* [TO BE DONE]:
From the entries below, count the lines with "Брянской". Write only the count.

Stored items
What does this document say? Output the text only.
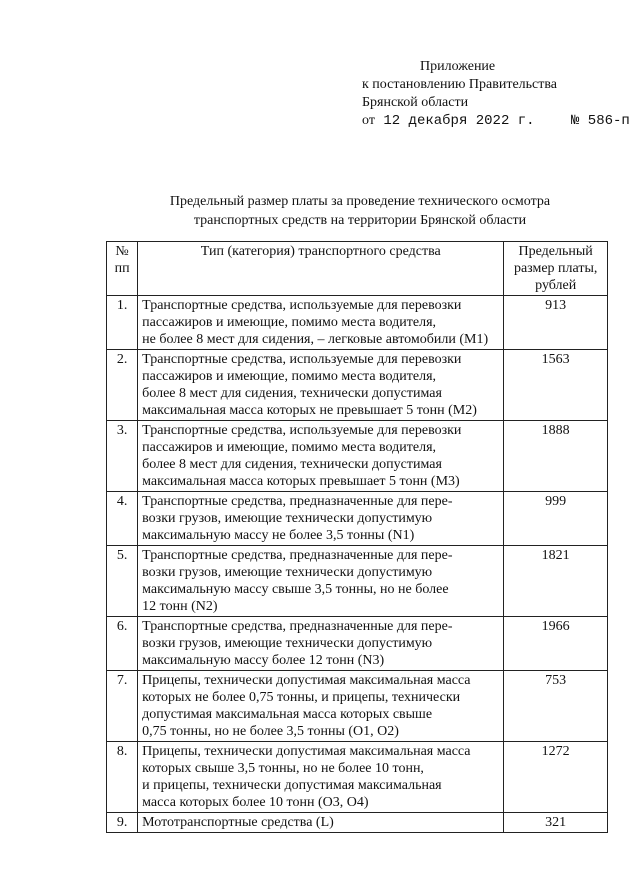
Приложение
к постановлению Правительства
Брянской области
от 12 декабря 2022 г.	№ 586-п
Предельный размер платы за проведение технического осмотра
транспортных средств на территории Брянской области
№
пп	Тип (категория) транспортного средства	Предельный
размер платы,
рублей

1.	Транспортные средства, используемые для перевозки
пассажиров и имеющие, помимо места водителя,
не более 8 мест для сидения, – легковые автомобили (M1)	913
2.	Транспортные средства, используемые для перевозки
пассажиров и имеющие, помимо места водителя,
более 8 мест для сидения, технически допустимая
максимальная масса которых не превышает 5 тонн (M2)	1563
3.	Транспортные средства, используемые для перевозки
пассажиров и имеющие, помимо места водителя,
более 8 мест для сидения, технически допустимая
максимальная масса которых превышает 5 тонн (M3)	1888
4.	Транспортные средства, предназначенные для пере-
возки грузов, имеющие технически допустимую
максимальную массу не более 3,5 тонны (N1)	999
5.	Транспортные средства, предназначенные для пере-
возки грузов, имеющие технически допустимую
максимальную массу свыше 3,5 тонны, но не более
12 тонн (N2)	1821
6.	Транспортные средства, предназначенные для пере-
возки грузов, имеющие технически допустимую
максимальную массу более 12 тонн (N3)	1966
7.	Прицепы, технически допустимая максимальная масса
которых не более 0,75 тонны, и прицепы, технически
допустимая максимальная масса которых свыше
0,75 тонны, но не более 3,5 тонны (O1, O2)	753
8.	Прицепы, технически допустимая максимальная масса
которых свыше 3,5 тонны, но не более 10 тонн,
и прицепы, технически допустимая максимальная
масса которых более 10 тонн (O3, O4)	1272
9.	Мототранспортные средства (L)	321
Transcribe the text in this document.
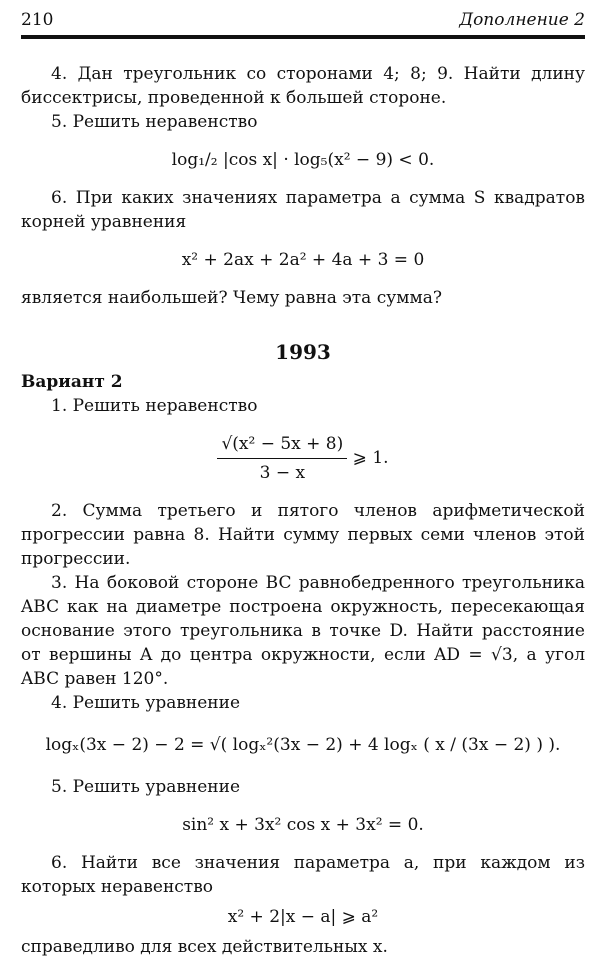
210	Дополнение 2

4. Дан треугольник со сторонами 4; 8; 9. Найти длину биссектрисы, проведенной к большей стороне.

5. Решить неравенство

log₁/₂ |cos x| · log₅(x² − 9) < 0.

6. При каких значениях параметра a сумма S квадратов корней уравнения

x² + 2ax + 2a² + 4a + 3 = 0

является наибольшей? Чему равна эта сумма?

1993

Вариант 2

1. Решить неравенство

$\frac{\text{√(x² − 5x + 8)}}{3 - x}$ ⩾ 1.

2. Сумма третьего и пятого членов арифметической прогрессии равна 8. Найти сумму первых семи членов этой прогрессии.

3. На боковой стороне BC равнобедренного треугольника ABC как на диаметре построена окружность, пересекающая основание этого треугольника в точке D. Найти расстояние от вершины A до центра окружности, если AD = √3, а угол ABC равен 120°.

4. Решить уравнение

logₓ(3x − 2) − 2 = √( logₓ²(3x − 2) + 4 logₓ ( x / (3x − 2) ) ).

5. Решить уравнение

sin² x + 3x² cos x + 3x² = 0.

6. Найти все значения параметра a, при каждом из которых неравенство

x² + 2|x − a| ⩾ a²

справедливо для всех действительных x.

* [COMPLETE RESPONSE]:
2